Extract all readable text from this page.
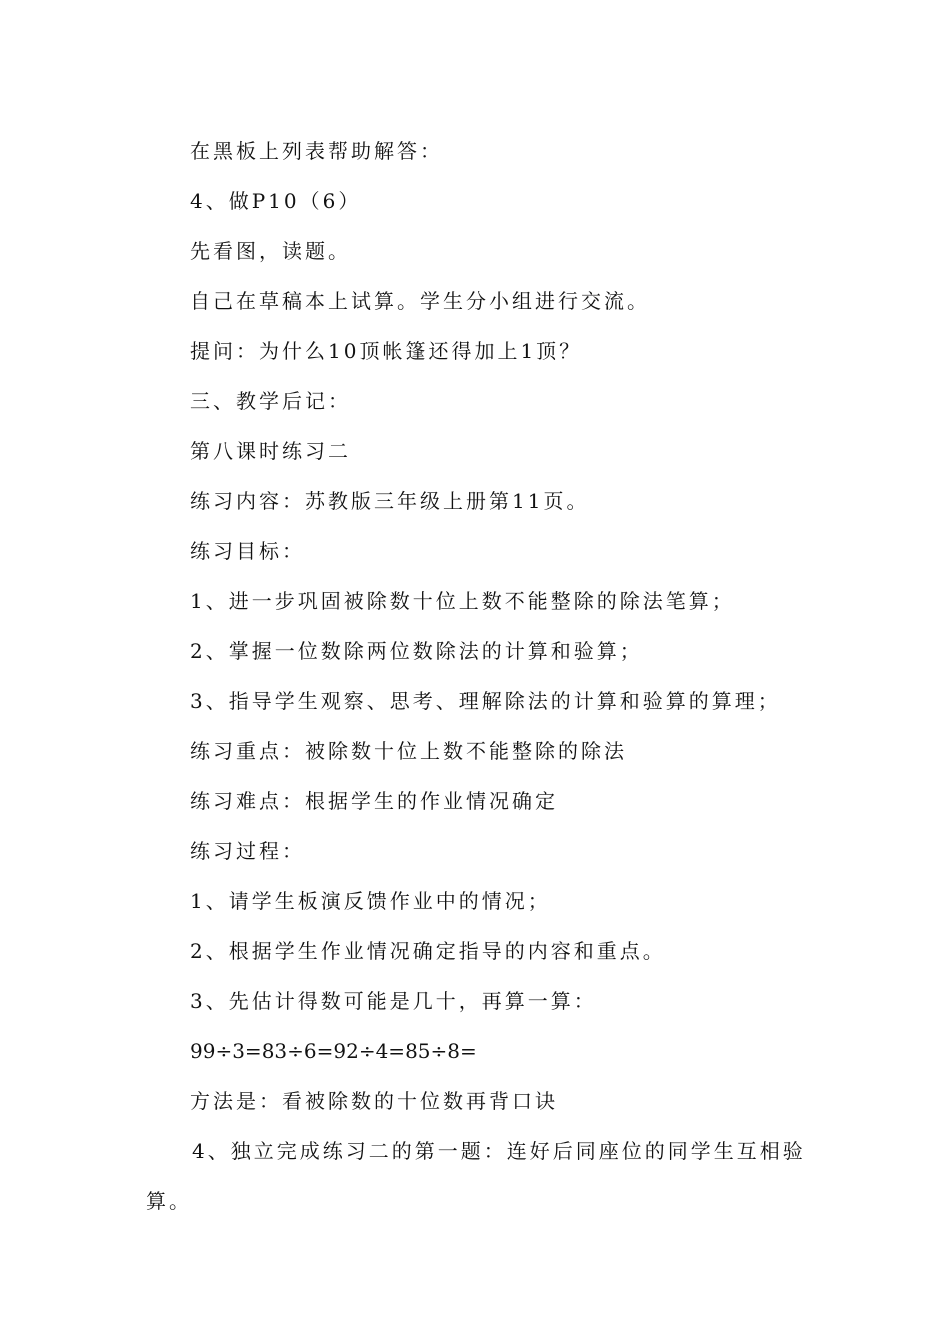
在黑板上列表帮助解答：
4、做P10（6）
先看图，读题。
自己在草稿本上试算。学生分小组进行交流。
提问：为什么10顶帐篷还得加上1顶？
三、教学后记：
第八课时练习二
练习内容：苏教版三年级上册第11页。
练习目标：
1、进一步巩固被除数十位上数不能整除的除法笔算；
2、掌握一位数除两位数除法的计算和验算；
3、指导学生观察、思考、理解除法的计算和验算的算理；
练习重点：被除数十位上数不能整除的除法
练习难点：根据学生的作业情况确定
练习过程：
1、请学生板演反馈作业中的情况；
2、根据学生作业情况确定指导的内容和重点。
3、先估计得数可能是几十，再算一算：
99÷3=83÷6=92÷4=85÷8=
方法是：看被除数的十位数再背口诀
4、独立完成练习二的第一题：连好后同座位的同学生互相验
算。
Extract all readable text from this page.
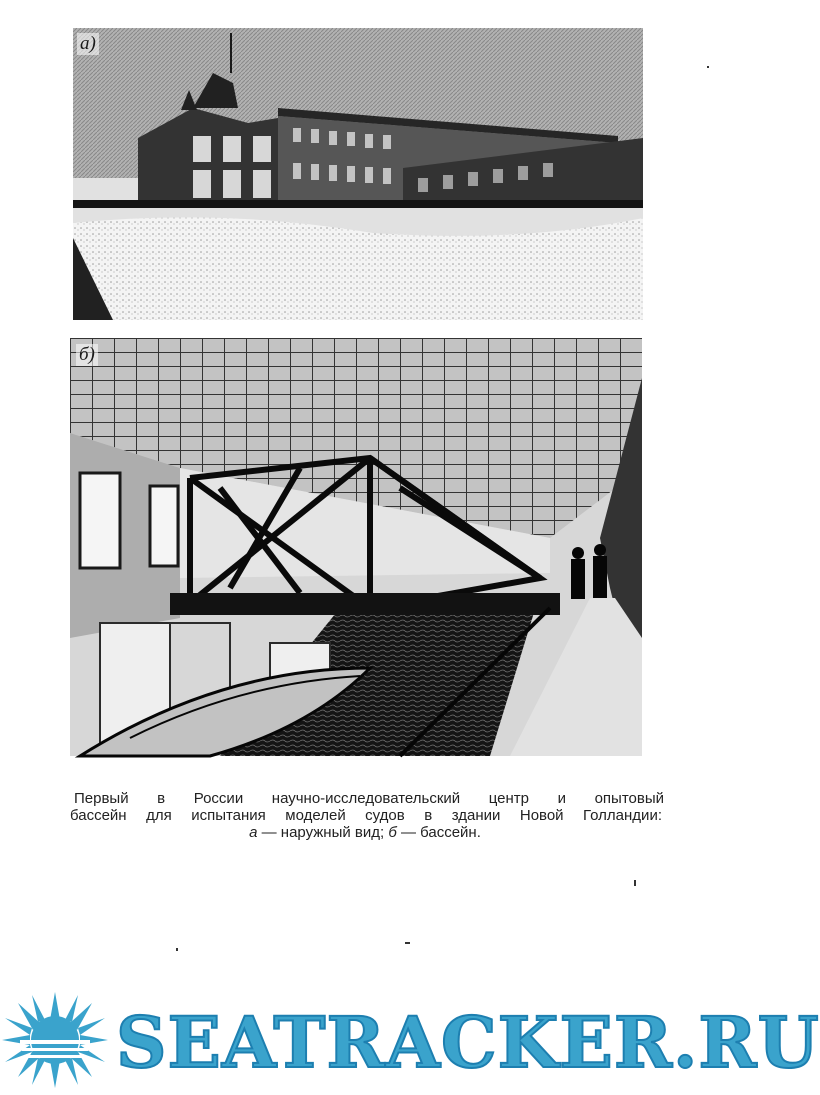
а)
б)
Первый в России научно-исследовательский центр и опытовый
бассейн для испытания моделей судов в здании Новой Голландии:
а — наружный вид; б — бассейн.
SEATRACKER.RU
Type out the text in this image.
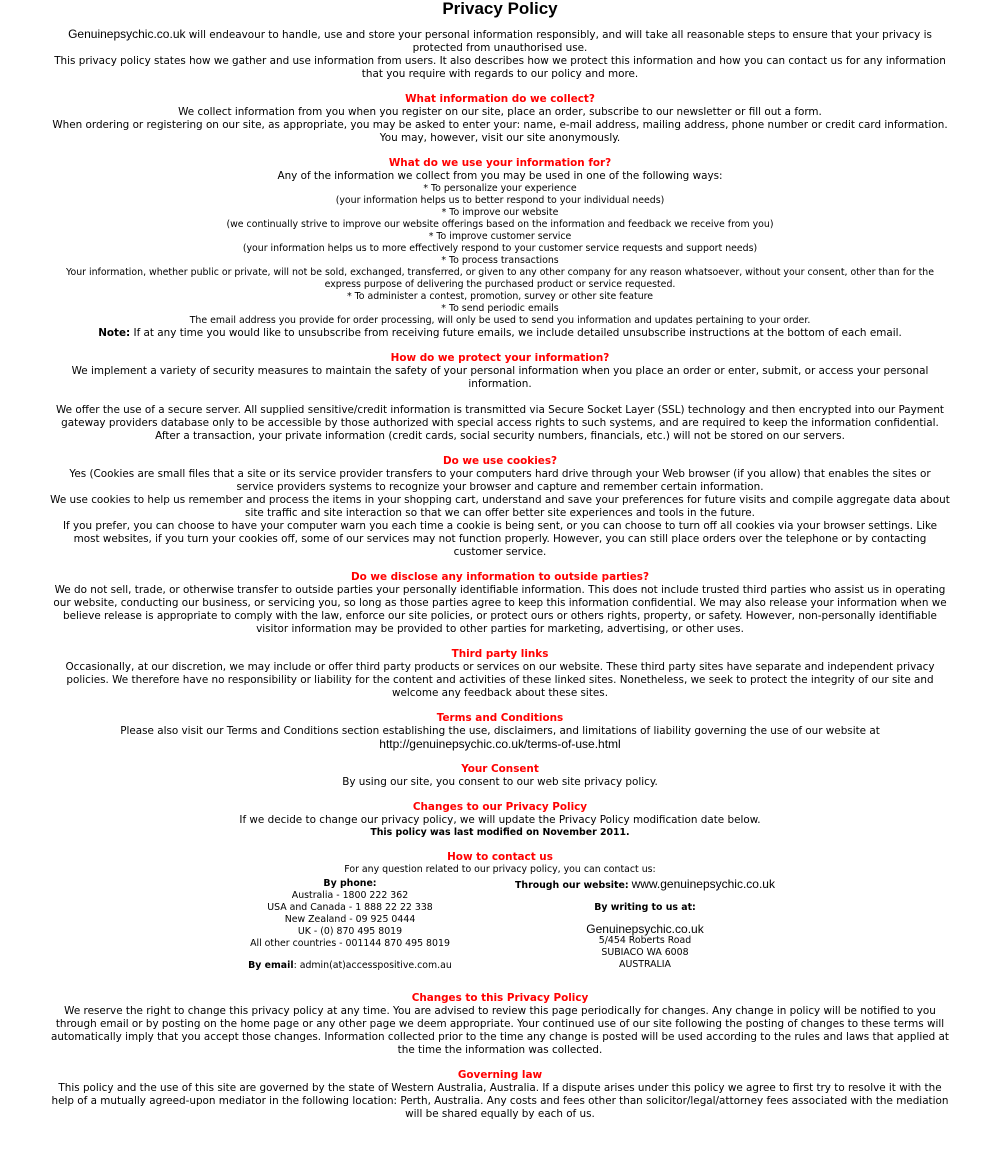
Privacy Policy

Genuinepsychic.co.uk will endeavour to handle, use and store your personal information responsibly, and will take all reasonable steps to ensure that your privacy is protected from unauthorised use.

This privacy policy states how we gather and use information from users. It also describes how we protect this information and how you can contact us for any information that you require with regards to our policy and more.

What information do we collect?

We collect information from you when you register on our site, place an order, subscribe to our newsletter or fill out a form.

When ordering or registering on our site, as appropriate, you may be asked to enter your: name, e-mail address, mailing address, phone number or credit card information. You may, however, visit our site anonymously.

What do we use your information for?

Any of the information we collect from you may be used in one of the following ways:

* To personalize your experience

(your information helps us to better respond to your individual needs)

* To improve our website

(we continually strive to improve our website offerings based on the information and feedback we receive from you)

* To improve customer service

(your information helps us to more effectively respond to your customer service requests and support needs)

* To process transactions

Your information, whether public or private, will not be sold, exchanged, transferred, or given to any other company for any reason whatsoever, without your consent, other than for the express purpose of delivering the purchased product or service requested.

* To administer a contest, promotion, survey or other site feature

* To send periodic emails

The email address you provide for order processing, will only be used to send you information and updates pertaining to your order.

Note: If at any time you would like to unsubscribe from receiving future emails, we include detailed unsubscribe instructions at the bottom of each email.

How do we protect your information?

We implement a variety of security measures to maintain the safety of your personal information when you place an order or enter, submit, or access your personal information.

We offer the use of a secure server. All supplied sensitive/credit information is transmitted via Secure Socket Layer (SSL) technology and then encrypted into our Payment gateway providers database only to be accessible by those authorized with special access rights to such systems, and are required to keep the information confidential.

After a transaction, your private information (credit cards, social security numbers, financials, etc.) will not be stored on our servers.

Do we use cookies?

Yes (Cookies are small files that a site or its service provider transfers to your computers hard drive through your Web browser (if you allow) that enables the sites or service providers systems to recognize your browser and capture and remember certain information.

We use cookies to help us remember and process the items in your shopping cart, understand and save your preferences for future visits and compile aggregate data about site traffic and site interaction so that we can offer better site experiences and tools in the future.

If you prefer, you can choose to have your computer warn you each time a cookie is being sent, or you can choose to turn off all cookies via your browser settings. Like most websites, if you turn your cookies off, some of our services may not function properly. However, you can still place orders over the telephone or by contacting customer service.

Do we disclose any information to outside parties?

We do not sell, trade, or otherwise transfer to outside parties your personally identifiable information. This does not include trusted third parties who assist us in operating our website, conducting our business, or servicing you, so long as those parties agree to keep this information confidential. We may also release your information when we believe release is appropriate to comply with the law, enforce our site policies, or protect ours or others rights, property, or safety. However, non-personally identifiable visitor information may be provided to other parties for marketing, advertising, or other uses.

Third party links

Occasionally, at our discretion, we may include or offer third party products or services on our website. These third party sites have separate and independent privacy policies. We therefore have no responsibility or liability for the content and activities of these linked sites. Nonetheless, we seek to protect the integrity of our site and welcome any feedback about these sites.

Terms and Conditions

Please also visit our Terms and Conditions section establishing the use, disclaimers, and limitations of liability governing the use of our website at

http://genuinepsychic.co.uk/terms-of-use.html

Your Consent

By using our site, you consent to our web site privacy policy.

Changes to our Privacy Policy

If we decide to change our privacy policy, we will update the Privacy Policy modification date below.

This policy was last modified on November 2011.

How to contact us

For any question related to our privacy policy, you can contact us:

By phone:

Australia - 1800 222 362

USA and Canada - 1 888 22 22 338

New Zealand - 09 925 0444

UK - (0) 870 495 8019

All other countries - 001144 870 495 8019

By email: admin(at)accesspositive.com.au

Through our website: www.genuinepsychic.co.uk

By writing to us at:

Genuinepsychic.co.uk

5/454 Roberts Road

SUBIACO WA 6008

AUSTRALIA

Changes to this Privacy Policy

We reserve the right to change this privacy policy at any time. You are advised to review this page periodically for changes. Any change in policy will be notified to you through email or by posting on the home page or any other page we deem appropriate. Your continued use of our site following the posting of changes to these terms will automatically imply that you accept those changes. Information collected prior to the time any change is posted will be used according to the rules and laws that applied at the time the information was collected.

Governing law

This policy and the use of this site are governed by the state of Western Australia, Australia. If a dispute arises under this policy we agree to first try to resolve it with the help of a mutually agreed-upon mediator in the following location: Perth, Australia. Any costs and fees other than solicitor/legal/attorney fees associated with the mediation will be shared equally by each of us.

━━━━━━━━━━━━━━━━━━━━━━━━━━━━━━

#### Exercise brief
Reproduce every record above exactly, omitting the pictures.

#### Solution to this task
Extract all readable text from this page.
在黑板上列表帮助解答：
4、做P10（6）
先看图，读题。
自己在草稿本上试算。学生分小组进行交流。
提问：为什么10顶帐篷还得加上1顶？
三、教学后记：
第八课时练习二
练习内容：苏教版三年级上册第11页。
练习目标：
1、进一步巩固被除数十位上数不能整除的除法笔算；
2、掌握一位数除两位数除法的计算和验算；
3、指导学生观察、思考、理解除法的计算和验算的算理；
练习重点：被除数十位上数不能整除的除法
练习难点：根据学生的作业情况确定
练习过程：
1、请学生板演反馈作业中的情况；
2、根据学生作业情况确定指导的内容和重点。
3、先估计得数可能是几十，再算一算：
99÷3=83÷6=92÷4=85÷8=
方法是：看被除数的十位数再背口诀
4、独立完成练习二的第一题：连好后同座位的同学生互相验
算。
Extract all readable text from this page.
а)
б)
Первый в России научно-исследовательский центр и опытовый
бассейн для испытания моделей судов в здании Новой Голландии:
а — наружный вид; б — бассейн.
SEATRACKER.RU
Type out the text in this image.
Privacy Policy

Genuinepsychic.co.uk will endeavour to handle, use and store your personal information responsibly, and will take all reasonable steps to ensure that your privacy is protected from unauthorised use.

This privacy policy states how we gather and use information from users. It also describes how we protect this information and how you can contact us for any information that you require with regards to our policy and more.

What information do we collect?

We collect information from you when you register on our site, place an order, subscribe to our newsletter or fill out a form.

When ordering or registering on our site, as appropriate, you may be asked to enter your: name, e-mail address, mailing address, phone number or credit card information. You may, however, visit our site anonymously.

What do we use your information for?

Any of the information we collect from you may be used in one of the following ways:

* To personalize your experience

(your information helps us to better respond to your individual needs)

* To improve our website

(we continually strive to improve our website offerings based on the information and feedback we receive from you)

* To improve customer service

(your information helps us to more effectively respond to your customer service requests and support needs)

* To process transactions

Your information, whether public or private, will not be sold, exchanged, transferred, or given to any other company for any reason whatsoever, without your consent, other than for the express purpose of delivering the purchased product or service requested.

* To administer a contest, promotion, survey or other site feature

* To send periodic emails

The email address you provide for order processing, will only be used to send you information and updates pertaining to your order.

Note: If at any time you would like to unsubscribe from receiving future emails, we include detailed unsubscribe instructions at the bottom of each email.

How do we protect your information?

We implement a variety of security measures to maintain the safety of your personal information when you place an order or enter, submit, or access your personal information.

We offer the use of a secure server. All supplied sensitive/credit information is transmitted via Secure Socket Layer (SSL) technology and then encrypted into our Payment gateway providers database only to be accessible by those authorized with special access rights to such systems, and are required to keep the information confidential.

After a transaction, your private information (credit cards, social security numbers, financials, etc.) will not be stored on our servers.

Do we use cookies?

Yes (Cookies are small files that a site or its service provider transfers to your computers hard drive through your Web browser (if you allow) that enables the sites or service providers systems to recognize your browser and capture and remember certain information.

We use cookies to help us remember and process the items in your shopping cart, understand and save your preferences for future visits and compile aggregate data about site traffic and site interaction so that we can offer better site experiences and tools in the future.

If you prefer, you can choose to have your computer warn you each time a cookie is being sent, or you can choose to turn off all cookies via your browser settings. Like most websites, if you turn your cookies off, some of our services may not function properly. However, you can still place orders over the telephone or by contacting customer service.

Do we disclose any information to outside parties?

We do not sell, trade, or otherwise transfer to outside parties your personally identifiable information. This does not include trusted third parties who assist us in operating our website, conducting our business, or servicing you, so long as those parties agree to keep this information confidential. We may also release your information when we believe release is appropriate to comply with the law, enforce our site policies, or protect ours or others rights, property, or safety. However, non-personally identifiable visitor information may be provided to other parties for marketing, advertising, or other uses.

Third party links

Occasionally, at our discretion, we may include or offer third party products or services on our website. These third party sites have separate and independent privacy policies. We therefore have no responsibility or liability for the content and activities of these linked sites. Nonetheless, we seek to protect the integrity of our site and welcome any feedback about these sites.

Terms and Conditions

Please also visit our Terms and Conditions section establishing the use, disclaimers, and limitations of liability governing the use of our website at

http://genuinepsychic.co.uk/terms-of-use.html

Your Consent

By using our site, you consent to our web site privacy policy.

Changes to our Privacy Policy

If we decide to change our privacy policy, we will update the Privacy Policy modification date below.

This policy was last modified on November 2011.

How to contact us

For any question related to our privacy policy, you can contact us:

By phone:

Australia - 1800 222 362

USA and Canada - 1 888 22 22 338

New Zealand - 09 925 0444

UK - (0) 870 495 8019

All other countries - 001144 870 495 8019

By email: admin(at)accesspositive.com.au

Through our website: www.genuinepsychic.co.uk

By writing to us at:

Genuinepsychic.co.uk

5/454 Roberts Road

SUBIACO WA 6008

AUSTRALIA

Changes to this Privacy Policy

We reserve the right to change this privacy policy at any time. You are advised to review this page periodically for changes. Any change in policy will be notified to you through email or by posting on the home page or any other page we deem appropriate. Your continued use of our site following the posting of changes to these terms will automatically imply that you accept those changes. Information collected prior to the time any change is posted will be used according to the rules and laws that applied at the time the information was collected.

Governing law

This policy and the use of this site are governed by the state of Western Australia, Australia. If a dispute arises under this policy we agree to first try to resolve it with the help of a mutually agreed-upon mediator in the following location: Perth, Australia. Any costs and fees other than solicitor/legal/attorney fees associated with the mediation will be shared equally by each of us.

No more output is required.